Exercise prompt: Write out the material again exactly, please, and omit the pictures.

____________

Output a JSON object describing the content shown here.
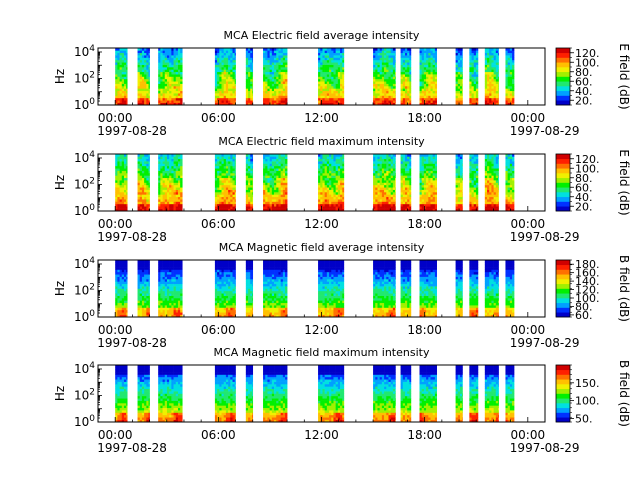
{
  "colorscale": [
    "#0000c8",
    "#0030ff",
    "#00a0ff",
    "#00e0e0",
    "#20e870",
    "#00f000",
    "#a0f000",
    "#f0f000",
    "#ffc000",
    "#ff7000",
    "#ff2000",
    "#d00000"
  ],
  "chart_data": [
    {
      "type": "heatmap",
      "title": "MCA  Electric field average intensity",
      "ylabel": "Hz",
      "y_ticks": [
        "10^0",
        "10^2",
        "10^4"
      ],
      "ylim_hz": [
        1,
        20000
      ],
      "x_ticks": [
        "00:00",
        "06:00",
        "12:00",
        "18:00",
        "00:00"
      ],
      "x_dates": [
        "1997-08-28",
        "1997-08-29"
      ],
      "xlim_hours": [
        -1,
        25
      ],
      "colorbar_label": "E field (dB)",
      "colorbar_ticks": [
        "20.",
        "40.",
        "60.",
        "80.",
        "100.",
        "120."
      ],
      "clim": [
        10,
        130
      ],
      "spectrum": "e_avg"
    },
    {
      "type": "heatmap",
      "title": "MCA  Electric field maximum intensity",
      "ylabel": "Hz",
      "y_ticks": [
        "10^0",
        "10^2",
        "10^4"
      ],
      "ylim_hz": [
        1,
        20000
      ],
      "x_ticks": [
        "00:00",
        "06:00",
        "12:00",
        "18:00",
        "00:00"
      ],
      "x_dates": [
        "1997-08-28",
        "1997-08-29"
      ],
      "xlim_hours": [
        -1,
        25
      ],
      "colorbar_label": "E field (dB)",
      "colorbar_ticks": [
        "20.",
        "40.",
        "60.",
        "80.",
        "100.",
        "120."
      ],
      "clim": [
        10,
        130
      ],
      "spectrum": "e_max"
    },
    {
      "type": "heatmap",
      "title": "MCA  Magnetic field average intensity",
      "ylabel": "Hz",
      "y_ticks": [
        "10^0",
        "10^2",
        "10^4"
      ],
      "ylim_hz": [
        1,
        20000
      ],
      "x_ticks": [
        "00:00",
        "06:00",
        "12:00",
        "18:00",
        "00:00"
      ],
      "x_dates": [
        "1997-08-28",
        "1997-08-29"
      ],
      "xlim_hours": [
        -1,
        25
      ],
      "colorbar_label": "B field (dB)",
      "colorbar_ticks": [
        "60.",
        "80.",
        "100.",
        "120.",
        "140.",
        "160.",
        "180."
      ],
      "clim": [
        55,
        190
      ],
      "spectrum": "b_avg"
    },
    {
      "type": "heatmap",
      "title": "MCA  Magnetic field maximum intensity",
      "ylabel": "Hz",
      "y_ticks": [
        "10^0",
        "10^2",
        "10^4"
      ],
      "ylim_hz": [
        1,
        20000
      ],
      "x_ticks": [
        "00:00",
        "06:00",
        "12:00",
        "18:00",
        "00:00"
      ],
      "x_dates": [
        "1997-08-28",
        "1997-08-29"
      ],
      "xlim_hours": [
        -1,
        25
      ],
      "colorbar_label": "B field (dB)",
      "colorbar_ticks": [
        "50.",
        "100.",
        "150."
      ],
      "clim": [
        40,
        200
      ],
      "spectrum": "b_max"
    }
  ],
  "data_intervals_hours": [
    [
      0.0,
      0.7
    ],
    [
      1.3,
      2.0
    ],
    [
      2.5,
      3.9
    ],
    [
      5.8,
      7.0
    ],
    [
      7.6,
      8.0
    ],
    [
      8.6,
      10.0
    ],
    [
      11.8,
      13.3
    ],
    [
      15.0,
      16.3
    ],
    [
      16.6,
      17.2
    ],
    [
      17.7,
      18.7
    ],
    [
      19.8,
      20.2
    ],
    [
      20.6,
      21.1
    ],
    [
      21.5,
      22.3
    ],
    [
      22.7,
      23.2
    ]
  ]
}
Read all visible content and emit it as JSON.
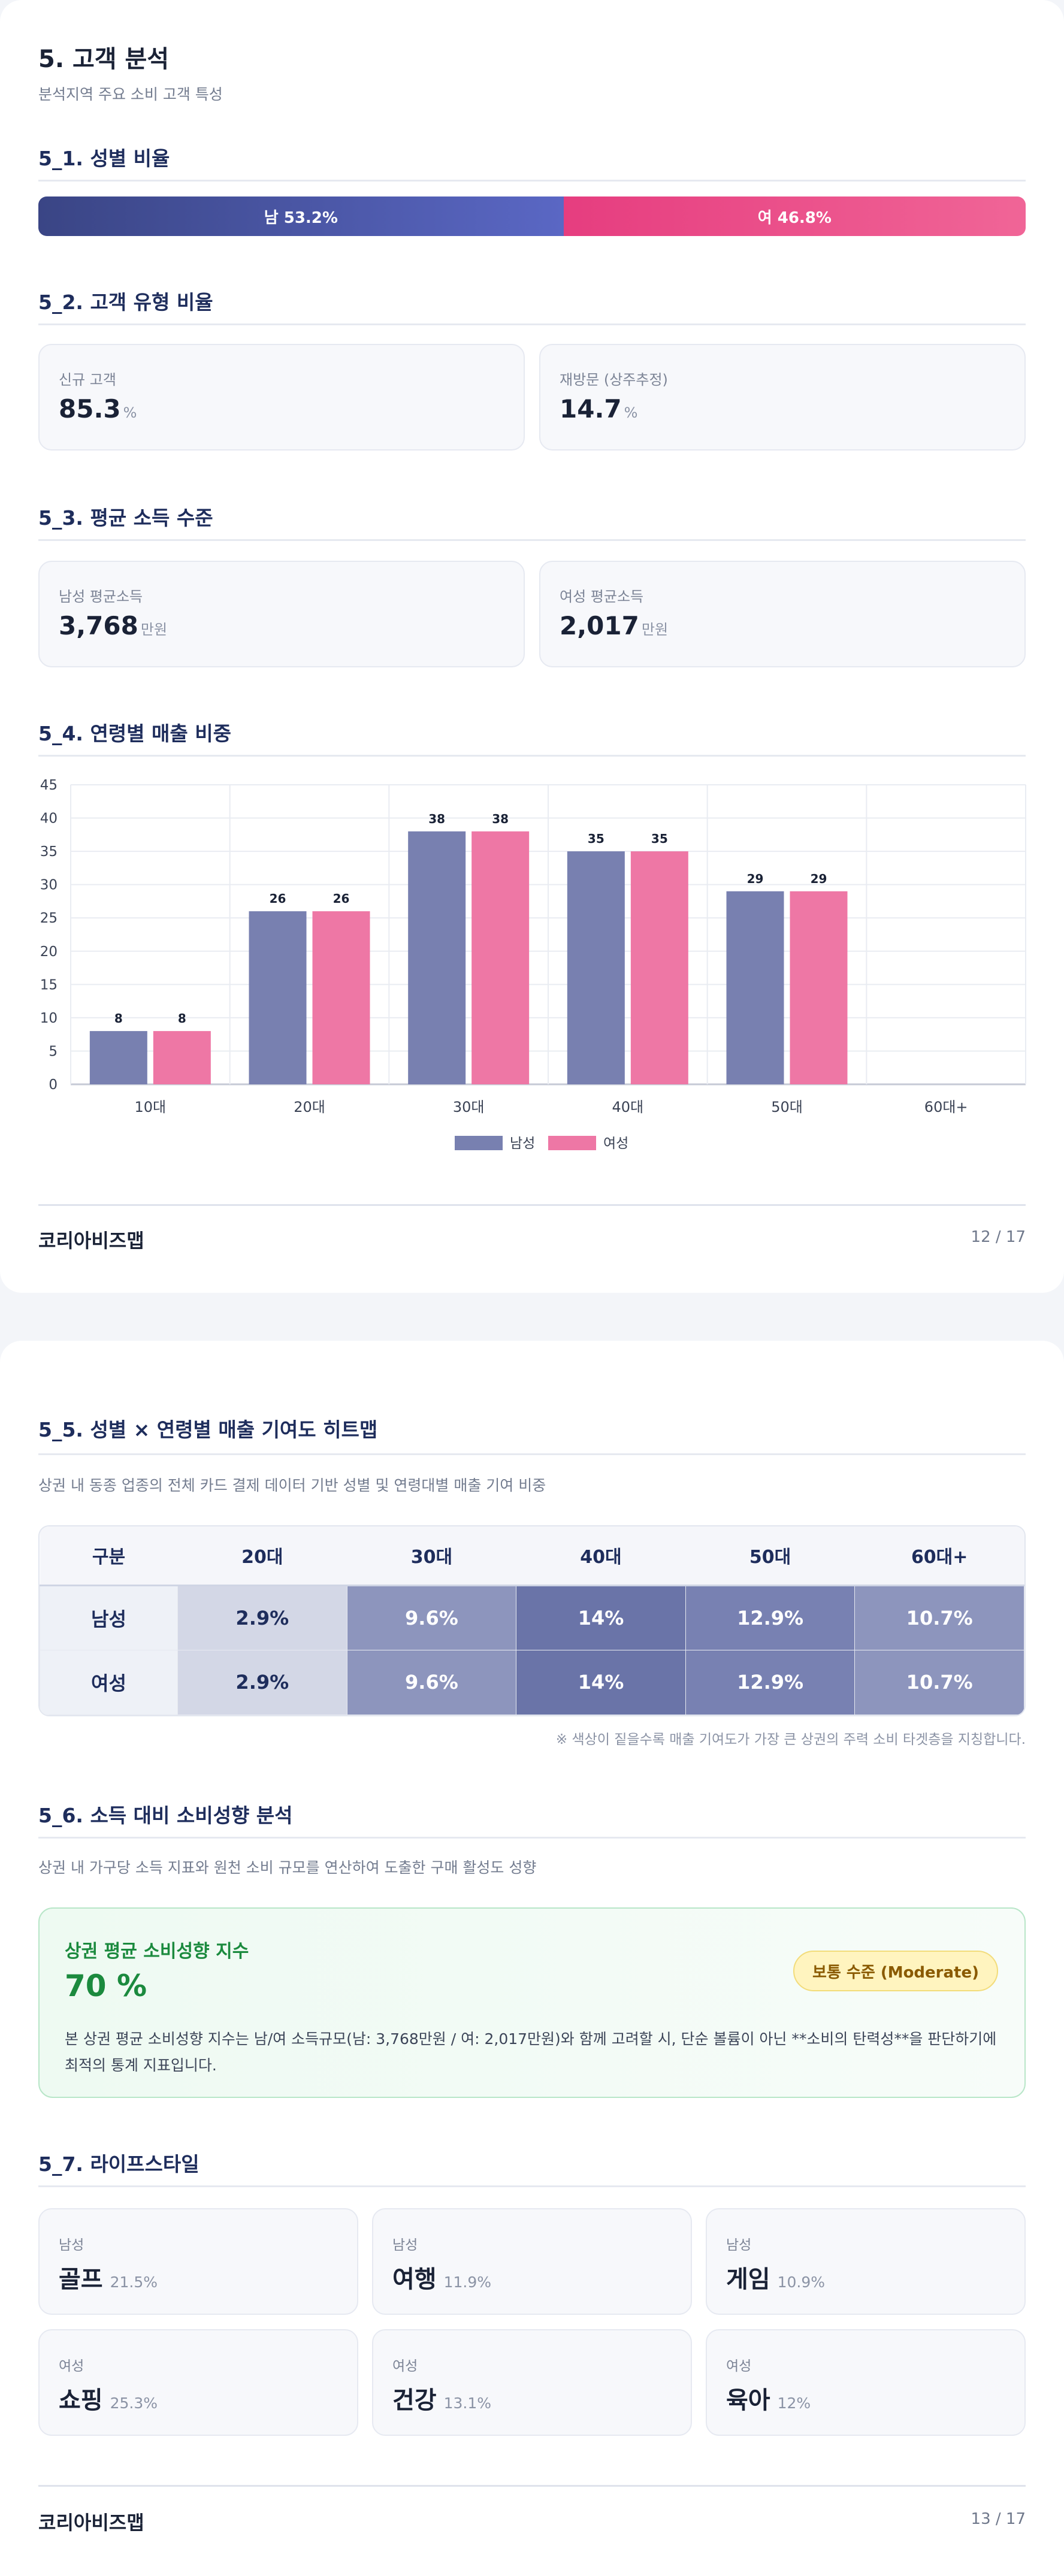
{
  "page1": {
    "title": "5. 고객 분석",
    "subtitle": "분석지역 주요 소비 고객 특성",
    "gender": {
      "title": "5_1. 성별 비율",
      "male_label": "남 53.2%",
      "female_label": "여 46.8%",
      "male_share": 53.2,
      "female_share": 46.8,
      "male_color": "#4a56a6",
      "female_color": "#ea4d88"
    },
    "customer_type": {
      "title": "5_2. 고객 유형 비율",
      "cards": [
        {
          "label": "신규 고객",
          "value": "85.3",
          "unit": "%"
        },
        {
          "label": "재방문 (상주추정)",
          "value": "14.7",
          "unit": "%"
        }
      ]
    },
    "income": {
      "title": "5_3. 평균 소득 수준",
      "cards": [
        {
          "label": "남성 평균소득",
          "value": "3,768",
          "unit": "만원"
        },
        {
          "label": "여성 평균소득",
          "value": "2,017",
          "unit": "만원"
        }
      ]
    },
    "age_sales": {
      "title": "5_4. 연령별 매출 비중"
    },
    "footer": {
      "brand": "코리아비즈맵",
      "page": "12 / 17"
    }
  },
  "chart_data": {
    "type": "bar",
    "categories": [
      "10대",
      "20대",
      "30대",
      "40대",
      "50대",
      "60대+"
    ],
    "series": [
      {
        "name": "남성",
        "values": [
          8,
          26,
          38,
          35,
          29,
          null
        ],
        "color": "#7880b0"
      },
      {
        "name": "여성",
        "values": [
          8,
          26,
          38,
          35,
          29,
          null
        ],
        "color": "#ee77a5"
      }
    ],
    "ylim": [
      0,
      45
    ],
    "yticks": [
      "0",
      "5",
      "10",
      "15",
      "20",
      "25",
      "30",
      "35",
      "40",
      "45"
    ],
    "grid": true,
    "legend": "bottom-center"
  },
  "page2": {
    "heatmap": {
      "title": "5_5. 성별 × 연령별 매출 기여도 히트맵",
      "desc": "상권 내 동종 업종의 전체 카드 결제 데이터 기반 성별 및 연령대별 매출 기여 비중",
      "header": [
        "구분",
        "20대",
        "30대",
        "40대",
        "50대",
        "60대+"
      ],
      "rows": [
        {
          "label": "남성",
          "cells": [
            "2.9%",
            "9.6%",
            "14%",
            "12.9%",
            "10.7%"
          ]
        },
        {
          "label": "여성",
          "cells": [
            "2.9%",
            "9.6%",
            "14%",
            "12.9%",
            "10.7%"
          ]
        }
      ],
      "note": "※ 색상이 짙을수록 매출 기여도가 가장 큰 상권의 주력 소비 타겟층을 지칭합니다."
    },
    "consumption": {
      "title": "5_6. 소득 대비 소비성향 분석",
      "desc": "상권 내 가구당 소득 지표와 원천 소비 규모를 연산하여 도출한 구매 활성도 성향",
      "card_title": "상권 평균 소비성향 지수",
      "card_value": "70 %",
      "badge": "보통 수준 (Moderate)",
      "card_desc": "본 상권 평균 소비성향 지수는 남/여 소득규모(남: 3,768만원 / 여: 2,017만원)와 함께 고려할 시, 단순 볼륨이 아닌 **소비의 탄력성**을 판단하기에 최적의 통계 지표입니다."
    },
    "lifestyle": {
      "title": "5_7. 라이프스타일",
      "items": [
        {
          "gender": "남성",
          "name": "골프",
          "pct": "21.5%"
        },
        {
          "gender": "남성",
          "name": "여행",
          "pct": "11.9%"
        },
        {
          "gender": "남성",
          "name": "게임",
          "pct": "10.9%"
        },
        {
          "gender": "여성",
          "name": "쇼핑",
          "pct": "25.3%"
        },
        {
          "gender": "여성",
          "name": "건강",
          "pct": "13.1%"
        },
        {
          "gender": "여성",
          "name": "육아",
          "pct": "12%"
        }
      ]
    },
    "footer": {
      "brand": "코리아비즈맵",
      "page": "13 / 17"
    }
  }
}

____________

Worked solution:
Output a JSON object describing the content shown here.
{
  "colorscale": [
    "#0000c8",
    "#0030ff",
    "#00a0ff",
    "#00e0e0",
    "#20e870",
    "#00f000",
    "#a0f000",
    "#f0f000",
    "#ffc000",
    "#ff7000",
    "#ff2000",
    "#d00000"
  ],
  "chart_data": [
    {
      "type": "heatmap",
      "title": "MCA  Electric field average intensity",
      "ylabel": "Hz",
      "y_ticks": [
        "10^0",
        "10^2",
        "10^4"
      ],
      "ylim_hz": [
        1,
        20000
      ],
      "x_ticks": [
        "00:00",
        "06:00",
        "12:00",
        "18:00",
        "00:00"
      ],
      "x_dates": [
        "1997-08-28",
        "1997-08-29"
      ],
      "xlim_hours": [
        -1,
        25
      ],
      "colorbar_label": "E field (dB)",
      "colorbar_ticks": [
        "20.",
        "40.",
        "60.",
        "80.",
        "100.",
        "120."
      ],
      "clim": [
        10,
        130
      ],
      "spectrum": "e_avg"
    },
    {
      "type": "heatmap",
      "title": "MCA  Electric field maximum intensity",
      "ylabel": "Hz",
      "y_ticks": [
        "10^0",
        "10^2",
        "10^4"
      ],
      "ylim_hz": [
        1,
        20000
      ],
      "x_ticks": [
        "00:00",
        "06:00",
        "12:00",
        "18:00",
        "00:00"
      ],
      "x_dates": [
        "1997-08-28",
        "1997-08-29"
      ],
      "xlim_hours": [
        -1,
        25
      ],
      "colorbar_label": "E field (dB)",
      "colorbar_ticks": [
        "20.",
        "40.",
        "60.",
        "80.",
        "100.",
        "120."
      ],
      "clim": [
        10,
        130
      ],
      "spectrum": "e_max"
    },
    {
      "type": "heatmap",
      "title": "MCA  Magnetic field average intensity",
      "ylabel": "Hz",
      "y_ticks": [
        "10^0",
        "10^2",
        "10^4"
      ],
      "ylim_hz": [
        1,
        20000
      ],
      "x_ticks": [
        "00:00",
        "06:00",
        "12:00",
        "18:00",
        "00:00"
      ],
      "x_dates": [
        "1997-08-28",
        "1997-08-29"
      ],
      "xlim_hours": [
        -1,
        25
      ],
      "colorbar_label": "B field (dB)",
      "colorbar_ticks": [
        "60.",
        "80.",
        "100.",
        "120.",
        "140.",
        "160.",
        "180."
      ],
      "clim": [
        55,
        190
      ],
      "spectrum": "b_avg"
    },
    {
      "type": "heatmap",
      "title": "MCA  Magnetic field maximum intensity",
      "ylabel": "Hz",
      "y_ticks": [
        "10^0",
        "10^2",
        "10^4"
      ],
      "ylim_hz": [
        1,
        20000
      ],
      "x_ticks": [
        "00:00",
        "06:00",
        "12:00",
        "18:00",
        "00:00"
      ],
      "x_dates": [
        "1997-08-28",
        "1997-08-29"
      ],
      "xlim_hours": [
        -1,
        25
      ],
      "colorbar_label": "B field (dB)",
      "colorbar_ticks": [
        "50.",
        "100.",
        "150."
      ],
      "clim": [
        40,
        200
      ],
      "spectrum": "b_max"
    }
  ],
  "data_intervals_hours": [
    [
      0.0,
      0.7
    ],
    [
      1.3,
      2.0
    ],
    [
      2.5,
      3.9
    ],
    [
      5.8,
      7.0
    ],
    [
      7.6,
      8.0
    ],
    [
      8.6,
      10.0
    ],
    [
      11.8,
      13.3
    ],
    [
      15.0,
      16.3
    ],
    [
      16.6,
      17.2
    ],
    [
      17.7,
      18.7
    ],
    [
      19.8,
      20.2
    ],
    [
      20.6,
      21.1
    ],
    [
      21.5,
      22.3
    ],
    [
      22.7,
      23.2
    ]
  ]
}
Read all visible content and emit it as JSON.
{
  "page1": {
    "title": "5. 고객 분석",
    "subtitle": "분석지역 주요 소비 고객 특성",
    "gender": {
      "title": "5_1. 성별 비율",
      "male_label": "남 53.2%",
      "female_label": "여 46.8%",
      "male_share": 53.2,
      "female_share": 46.8,
      "male_color": "#4a56a6",
      "female_color": "#ea4d88"
    },
    "customer_type": {
      "title": "5_2. 고객 유형 비율",
      "cards": [
        {
          "label": "신규 고객",
          "value": "85.3",
          "unit": "%"
        },
        {
          "label": "재방문 (상주추정)",
          "value": "14.7",
          "unit": "%"
        }
      ]
    },
    "income": {
      "title": "5_3. 평균 소득 수준",
      "cards": [
        {
          "label": "남성 평균소득",
          "value": "3,768",
          "unit": "만원"
        },
        {
          "label": "여성 평균소득",
          "value": "2,017",
          "unit": "만원"
        }
      ]
    },
    "age_sales": {
      "title": "5_4. 연령별 매출 비중"
    },
    "footer": {
      "brand": "코리아비즈맵",
      "page": "12 / 17"
    }
  },
  "chart_data": {
    "type": "bar",
    "categories": [
      "10대",
      "20대",
      "30대",
      "40대",
      "50대",
      "60대+"
    ],
    "series": [
      {
        "name": "남성",
        "values": [
          8,
          26,
          38,
          35,
          29,
          null
        ],
        "color": "#7880b0"
      },
      {
        "name": "여성",
        "values": [
          8,
          26,
          38,
          35,
          29,
          null
        ],
        "color": "#ee77a5"
      }
    ],
    "ylim": [
      0,
      45
    ],
    "yticks": [
      "0",
      "5",
      "10",
      "15",
      "20",
      "25",
      "30",
      "35",
      "40",
      "45"
    ],
    "grid": true,
    "legend": "bottom-center"
  },
  "page2": {
    "heatmap": {
      "title": "5_5. 성별 × 연령별 매출 기여도 히트맵",
      "desc": "상권 내 동종 업종의 전체 카드 결제 데이터 기반 성별 및 연령대별 매출 기여 비중",
      "header": [
        "구분",
        "20대",
        "30대",
        "40대",
        "50대",
        "60대+"
      ],
      "rows": [
        {
          "label": "남성",
          "cells": [
            "2.9%",
            "9.6%",
            "14%",
            "12.9%",
            "10.7%"
          ]
        },
        {
          "label": "여성",
          "cells": [
            "2.9%",
            "9.6%",
            "14%",
            "12.9%",
            "10.7%"
          ]
        }
      ],
      "note": "※ 색상이 짙을수록 매출 기여도가 가장 큰 상권의 주력 소비 타겟층을 지칭합니다."
    },
    "consumption": {
      "title": "5_6. 소득 대비 소비성향 분석",
      "desc": "상권 내 가구당 소득 지표와 원천 소비 규모를 연산하여 도출한 구매 활성도 성향",
      "card_title": "상권 평균 소비성향 지수",
      "card_value": "70 %",
      "badge": "보통 수준 (Moderate)",
      "card_desc": "본 상권 평균 소비성향 지수는 남/여 소득규모(남: 3,768만원 / 여: 2,017만원)와 함께 고려할 시, 단순 볼륨이 아닌 **소비의 탄력성**을 판단하기에 최적의 통계 지표입니다."
    },
    "lifestyle": {
      "title": "5_7. 라이프스타일",
      "items": [
        {
          "gender": "남성",
          "name": "골프",
          "pct": "21.5%"
        },
        {
          "gender": "남성",
          "name": "여행",
          "pct": "11.9%"
        },
        {
          "gender": "남성",
          "name": "게임",
          "pct": "10.9%"
        },
        {
          "gender": "여성",
          "name": "쇼핑",
          "pct": "25.3%"
        },
        {
          "gender": "여성",
          "name": "건강",
          "pct": "13.1%"
        },
        {
          "gender": "여성",
          "name": "육아",
          "pct": "12%"
        }
      ]
    },
    "footer": {
      "brand": "코리아비즈맵",
      "page": "13 / 17"
    }
  }
}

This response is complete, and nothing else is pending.